GOAL
Filter the entries that follow, copying every line in which the word "hadde" appears.
>> begin DATA SHOWN
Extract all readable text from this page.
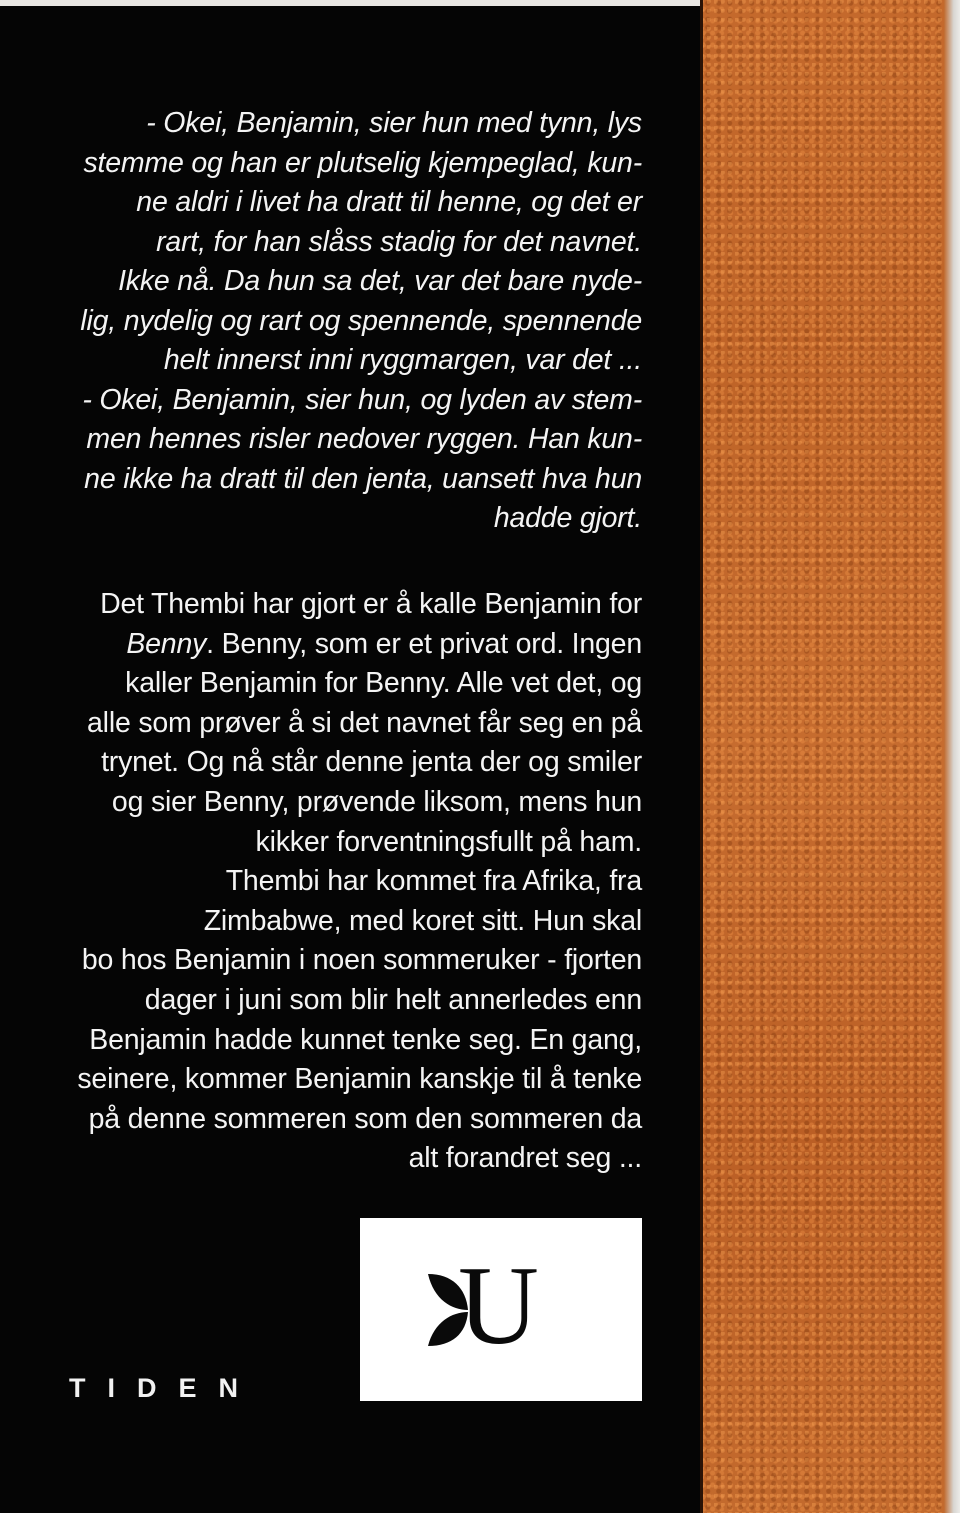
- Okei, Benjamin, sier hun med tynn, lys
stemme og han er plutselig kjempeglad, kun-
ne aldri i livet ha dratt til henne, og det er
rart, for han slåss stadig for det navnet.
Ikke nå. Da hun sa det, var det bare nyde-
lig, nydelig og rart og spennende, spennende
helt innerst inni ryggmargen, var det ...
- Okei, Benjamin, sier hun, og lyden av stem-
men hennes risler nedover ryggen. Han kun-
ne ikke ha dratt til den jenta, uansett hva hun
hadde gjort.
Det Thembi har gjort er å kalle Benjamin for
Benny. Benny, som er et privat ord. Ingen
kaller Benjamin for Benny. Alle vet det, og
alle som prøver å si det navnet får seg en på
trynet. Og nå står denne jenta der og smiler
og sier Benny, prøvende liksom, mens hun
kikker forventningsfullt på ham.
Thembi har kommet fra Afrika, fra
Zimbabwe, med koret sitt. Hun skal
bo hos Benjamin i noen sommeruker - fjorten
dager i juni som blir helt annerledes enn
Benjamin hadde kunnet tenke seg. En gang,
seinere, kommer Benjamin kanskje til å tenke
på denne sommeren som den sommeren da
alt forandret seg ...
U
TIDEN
>> end DATA SHOWN
>> begin DATA SHOWN
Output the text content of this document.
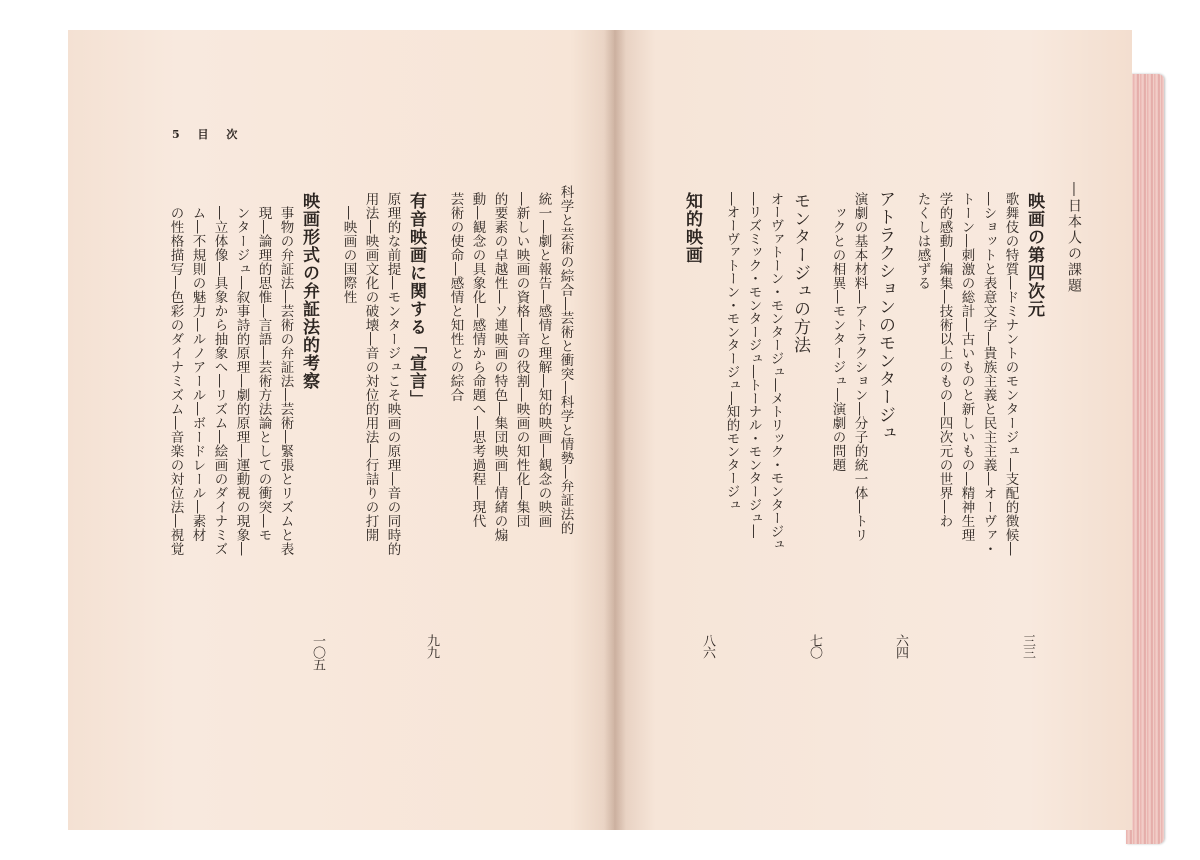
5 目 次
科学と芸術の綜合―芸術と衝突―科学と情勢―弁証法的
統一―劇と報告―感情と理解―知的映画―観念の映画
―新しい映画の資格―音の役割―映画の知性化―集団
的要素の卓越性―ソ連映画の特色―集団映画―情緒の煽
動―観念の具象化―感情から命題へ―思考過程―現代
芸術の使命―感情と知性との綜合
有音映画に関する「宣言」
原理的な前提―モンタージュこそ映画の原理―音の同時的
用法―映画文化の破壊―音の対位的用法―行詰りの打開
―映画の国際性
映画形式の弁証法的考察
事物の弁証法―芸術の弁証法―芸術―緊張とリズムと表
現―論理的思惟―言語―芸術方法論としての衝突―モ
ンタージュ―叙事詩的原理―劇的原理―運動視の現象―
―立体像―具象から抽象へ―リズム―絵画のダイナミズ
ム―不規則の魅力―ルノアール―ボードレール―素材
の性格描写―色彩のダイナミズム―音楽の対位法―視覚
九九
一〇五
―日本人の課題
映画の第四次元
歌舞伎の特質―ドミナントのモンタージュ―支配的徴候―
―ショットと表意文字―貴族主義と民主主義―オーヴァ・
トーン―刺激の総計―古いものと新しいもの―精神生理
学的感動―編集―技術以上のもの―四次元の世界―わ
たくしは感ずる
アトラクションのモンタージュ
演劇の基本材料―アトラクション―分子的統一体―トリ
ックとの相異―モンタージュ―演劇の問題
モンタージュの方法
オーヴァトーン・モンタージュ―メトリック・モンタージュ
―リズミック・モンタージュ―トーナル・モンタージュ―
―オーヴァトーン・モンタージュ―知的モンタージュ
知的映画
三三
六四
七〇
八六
>> end DATA SHOWN
FINAL ANSWER
hadde gjort.
Benjamin hadde kunnet tenke seg. En gang,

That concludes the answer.